(Collection entries)
** START **

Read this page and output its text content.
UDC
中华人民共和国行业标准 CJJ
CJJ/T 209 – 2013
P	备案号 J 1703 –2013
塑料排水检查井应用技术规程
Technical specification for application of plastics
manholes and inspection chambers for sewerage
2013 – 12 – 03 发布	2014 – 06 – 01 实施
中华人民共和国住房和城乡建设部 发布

** END **

What is needed:
Output all of the data again. Match it exactly.

Result of this task:
Read this page and output its text content.
UDC
中华人民共和国行业标准 CJJ
CJJ/T 209 – 2013
P	备案号 J 1703 –2013
塑料排水检查井应用技术规程
Technical specification for application of plastics
manholes and inspection chambers for sewerage
2013 – 12 – 03 发布	2014 – 06 – 01 实施
中华人民共和国住房和城乡建设部 发布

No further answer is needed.